» Task requirements
Everything from the line with "Convert this document image to plain text." to the end of the data should be restated word for word, and nothing before it.

» Provided information
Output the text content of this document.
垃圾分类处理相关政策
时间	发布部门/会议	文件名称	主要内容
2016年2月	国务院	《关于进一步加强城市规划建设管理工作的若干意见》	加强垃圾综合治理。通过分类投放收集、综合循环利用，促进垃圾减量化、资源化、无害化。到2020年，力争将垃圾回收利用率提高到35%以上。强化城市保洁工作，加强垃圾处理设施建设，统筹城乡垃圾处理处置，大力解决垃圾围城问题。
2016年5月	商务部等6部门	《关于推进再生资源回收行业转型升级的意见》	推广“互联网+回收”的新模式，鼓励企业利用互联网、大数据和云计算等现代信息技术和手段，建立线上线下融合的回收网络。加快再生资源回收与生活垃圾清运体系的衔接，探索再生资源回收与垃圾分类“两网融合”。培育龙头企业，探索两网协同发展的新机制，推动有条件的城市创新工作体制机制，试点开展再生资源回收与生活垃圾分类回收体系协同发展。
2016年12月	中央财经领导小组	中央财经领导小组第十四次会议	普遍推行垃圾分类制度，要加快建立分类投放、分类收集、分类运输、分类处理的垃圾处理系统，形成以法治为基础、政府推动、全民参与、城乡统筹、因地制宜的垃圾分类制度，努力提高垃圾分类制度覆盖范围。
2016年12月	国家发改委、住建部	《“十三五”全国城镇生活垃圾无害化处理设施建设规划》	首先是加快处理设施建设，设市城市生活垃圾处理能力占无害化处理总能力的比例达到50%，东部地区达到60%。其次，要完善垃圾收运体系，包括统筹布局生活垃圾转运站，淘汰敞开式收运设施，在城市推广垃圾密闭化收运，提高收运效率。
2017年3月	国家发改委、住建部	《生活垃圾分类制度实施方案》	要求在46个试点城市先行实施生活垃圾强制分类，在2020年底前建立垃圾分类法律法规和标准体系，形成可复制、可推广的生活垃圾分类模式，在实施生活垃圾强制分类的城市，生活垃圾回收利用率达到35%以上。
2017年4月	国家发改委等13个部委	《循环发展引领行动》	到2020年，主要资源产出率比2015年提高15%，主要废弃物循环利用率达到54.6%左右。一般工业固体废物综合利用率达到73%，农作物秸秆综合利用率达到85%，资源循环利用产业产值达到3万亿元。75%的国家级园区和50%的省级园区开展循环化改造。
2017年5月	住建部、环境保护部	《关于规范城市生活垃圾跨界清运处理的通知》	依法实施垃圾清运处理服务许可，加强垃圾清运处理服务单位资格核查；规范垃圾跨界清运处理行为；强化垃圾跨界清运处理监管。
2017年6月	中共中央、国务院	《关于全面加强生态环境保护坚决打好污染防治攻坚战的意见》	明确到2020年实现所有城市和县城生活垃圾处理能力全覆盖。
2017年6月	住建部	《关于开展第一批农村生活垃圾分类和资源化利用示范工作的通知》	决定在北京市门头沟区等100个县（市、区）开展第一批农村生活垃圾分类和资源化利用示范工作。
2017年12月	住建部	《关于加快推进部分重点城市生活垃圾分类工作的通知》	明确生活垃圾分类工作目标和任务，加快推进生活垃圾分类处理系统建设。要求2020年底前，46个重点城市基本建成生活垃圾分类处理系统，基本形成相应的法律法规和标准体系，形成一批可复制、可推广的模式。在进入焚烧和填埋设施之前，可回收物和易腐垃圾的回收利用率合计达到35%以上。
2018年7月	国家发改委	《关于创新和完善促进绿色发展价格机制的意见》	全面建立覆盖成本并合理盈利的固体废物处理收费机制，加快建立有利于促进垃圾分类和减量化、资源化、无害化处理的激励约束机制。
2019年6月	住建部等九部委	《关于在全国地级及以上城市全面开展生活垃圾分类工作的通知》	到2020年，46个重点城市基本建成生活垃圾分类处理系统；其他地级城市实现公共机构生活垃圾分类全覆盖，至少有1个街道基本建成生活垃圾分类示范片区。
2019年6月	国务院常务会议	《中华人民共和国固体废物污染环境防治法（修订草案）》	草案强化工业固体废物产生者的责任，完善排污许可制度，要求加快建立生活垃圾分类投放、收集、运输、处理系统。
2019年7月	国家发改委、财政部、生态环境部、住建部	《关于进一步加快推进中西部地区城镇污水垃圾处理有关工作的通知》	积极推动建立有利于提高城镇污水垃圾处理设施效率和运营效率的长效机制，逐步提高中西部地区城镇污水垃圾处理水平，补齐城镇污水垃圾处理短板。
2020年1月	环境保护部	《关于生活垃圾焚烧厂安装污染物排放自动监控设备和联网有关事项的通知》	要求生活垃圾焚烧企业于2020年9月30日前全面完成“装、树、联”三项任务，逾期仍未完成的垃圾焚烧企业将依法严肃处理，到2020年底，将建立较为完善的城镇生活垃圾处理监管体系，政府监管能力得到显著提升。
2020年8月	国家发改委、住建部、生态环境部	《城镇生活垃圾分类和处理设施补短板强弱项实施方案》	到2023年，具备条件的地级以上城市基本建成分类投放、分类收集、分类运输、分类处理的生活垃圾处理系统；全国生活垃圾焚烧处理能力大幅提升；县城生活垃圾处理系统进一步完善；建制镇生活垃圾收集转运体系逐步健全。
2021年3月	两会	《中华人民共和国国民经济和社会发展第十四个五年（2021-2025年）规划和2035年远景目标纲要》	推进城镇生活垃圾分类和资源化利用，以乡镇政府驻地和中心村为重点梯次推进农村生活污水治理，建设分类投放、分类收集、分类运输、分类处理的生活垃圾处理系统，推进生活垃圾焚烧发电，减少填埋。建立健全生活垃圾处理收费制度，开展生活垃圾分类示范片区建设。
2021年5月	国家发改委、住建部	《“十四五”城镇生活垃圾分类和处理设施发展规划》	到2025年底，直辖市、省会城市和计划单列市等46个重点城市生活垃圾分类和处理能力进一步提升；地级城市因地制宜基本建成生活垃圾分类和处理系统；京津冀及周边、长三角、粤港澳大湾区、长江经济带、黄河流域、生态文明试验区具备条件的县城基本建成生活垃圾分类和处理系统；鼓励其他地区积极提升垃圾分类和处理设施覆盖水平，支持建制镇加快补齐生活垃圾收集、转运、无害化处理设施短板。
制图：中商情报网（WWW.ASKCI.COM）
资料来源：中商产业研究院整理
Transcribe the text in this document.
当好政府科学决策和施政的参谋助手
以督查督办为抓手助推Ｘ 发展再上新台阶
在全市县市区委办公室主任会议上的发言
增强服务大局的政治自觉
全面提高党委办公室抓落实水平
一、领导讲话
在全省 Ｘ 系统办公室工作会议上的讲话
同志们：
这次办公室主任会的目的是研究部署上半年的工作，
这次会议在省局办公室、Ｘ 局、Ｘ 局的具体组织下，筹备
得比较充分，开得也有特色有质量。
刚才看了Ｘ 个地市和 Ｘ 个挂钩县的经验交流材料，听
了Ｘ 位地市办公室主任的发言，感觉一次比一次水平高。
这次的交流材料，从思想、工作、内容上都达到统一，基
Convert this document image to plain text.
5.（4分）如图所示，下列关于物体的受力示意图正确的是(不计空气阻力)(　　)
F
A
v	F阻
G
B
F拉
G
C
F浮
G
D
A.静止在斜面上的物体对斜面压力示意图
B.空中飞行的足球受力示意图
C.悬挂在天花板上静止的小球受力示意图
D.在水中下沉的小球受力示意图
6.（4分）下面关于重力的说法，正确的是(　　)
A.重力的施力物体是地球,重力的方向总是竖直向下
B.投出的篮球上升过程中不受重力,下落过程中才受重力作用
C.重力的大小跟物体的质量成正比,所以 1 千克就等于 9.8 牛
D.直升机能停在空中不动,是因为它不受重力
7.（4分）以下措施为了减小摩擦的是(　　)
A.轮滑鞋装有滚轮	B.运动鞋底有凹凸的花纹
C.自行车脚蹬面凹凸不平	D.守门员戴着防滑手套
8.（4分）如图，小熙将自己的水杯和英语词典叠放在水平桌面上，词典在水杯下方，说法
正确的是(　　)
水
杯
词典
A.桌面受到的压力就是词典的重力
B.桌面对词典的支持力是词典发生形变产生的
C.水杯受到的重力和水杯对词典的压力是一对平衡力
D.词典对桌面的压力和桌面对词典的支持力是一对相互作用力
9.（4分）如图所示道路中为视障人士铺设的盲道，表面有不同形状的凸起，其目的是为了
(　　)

» Result of this exercise
Convert this document image to plain text.
5.（4分）如图所示，下列关于物体的受力示意图正确的是(不计空气阻力)(　　)
F
A
v	F阻
G
B
F拉
G
C
F浮
G
D
A.静止在斜面上的物体对斜面压力示意图
B.空中飞行的足球受力示意图
C.悬挂在天花板上静止的小球受力示意图
D.在水中下沉的小球受力示意图
6.（4分）下面关于重力的说法，正确的是(　　)
A.重力的施力物体是地球,重力的方向总是竖直向下
B.投出的篮球上升过程中不受重力,下落过程中才受重力作用
C.重力的大小跟物体的质量成正比,所以 1 千克就等于 9.8 牛
D.直升机能停在空中不动,是因为它不受重力
7.（4分）以下措施为了减小摩擦的是(　　)
A.轮滑鞋装有滚轮	B.运动鞋底有凹凸的花纹
C.自行车脚蹬面凹凸不平	D.守门员戴着防滑手套
8.（4分）如图，小熙将自己的水杯和英语词典叠放在水平桌面上，词典在水杯下方，说法
正确的是(　　)
水
杯
词典
A.桌面受到的压力就是词典的重力
B.桌面对词典的支持力是词典发生形变产生的
C.水杯受到的重力和水杯对词典的压力是一对平衡力
D.词典对桌面的压力和桌面对词典的支持力是一对相互作用力
9.（4分）如图所示道路中为视障人士铺设的盲道，表面有不同形状的凸起，其目的是为了
(　　)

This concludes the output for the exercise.